**Work instructions:**
In the data below, find every line that has the string "title", and copy it.

::: Record list

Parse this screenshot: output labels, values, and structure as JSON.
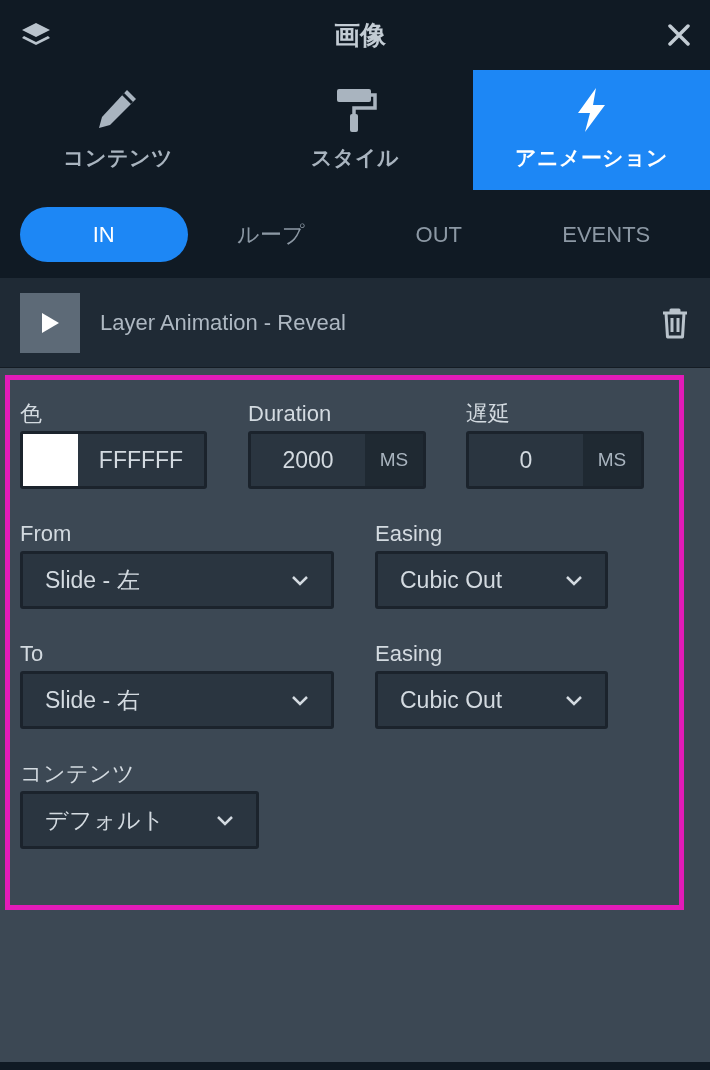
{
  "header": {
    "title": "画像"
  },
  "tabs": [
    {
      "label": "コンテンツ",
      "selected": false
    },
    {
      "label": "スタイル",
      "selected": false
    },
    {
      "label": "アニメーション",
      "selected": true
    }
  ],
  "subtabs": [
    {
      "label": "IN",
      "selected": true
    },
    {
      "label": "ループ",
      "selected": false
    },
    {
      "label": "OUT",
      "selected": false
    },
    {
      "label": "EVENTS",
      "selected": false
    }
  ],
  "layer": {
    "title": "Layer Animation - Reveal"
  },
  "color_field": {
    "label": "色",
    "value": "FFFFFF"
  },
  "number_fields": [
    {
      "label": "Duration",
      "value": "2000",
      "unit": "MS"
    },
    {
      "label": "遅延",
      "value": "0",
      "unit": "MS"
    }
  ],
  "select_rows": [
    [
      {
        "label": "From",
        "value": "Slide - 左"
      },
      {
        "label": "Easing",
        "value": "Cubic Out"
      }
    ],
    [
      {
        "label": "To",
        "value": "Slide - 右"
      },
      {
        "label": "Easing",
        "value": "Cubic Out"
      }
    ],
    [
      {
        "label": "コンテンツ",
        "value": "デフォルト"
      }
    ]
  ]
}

::::::

**Completed exercise:**
    "title": "画像"
    "title": "Layer Animation - Reveal"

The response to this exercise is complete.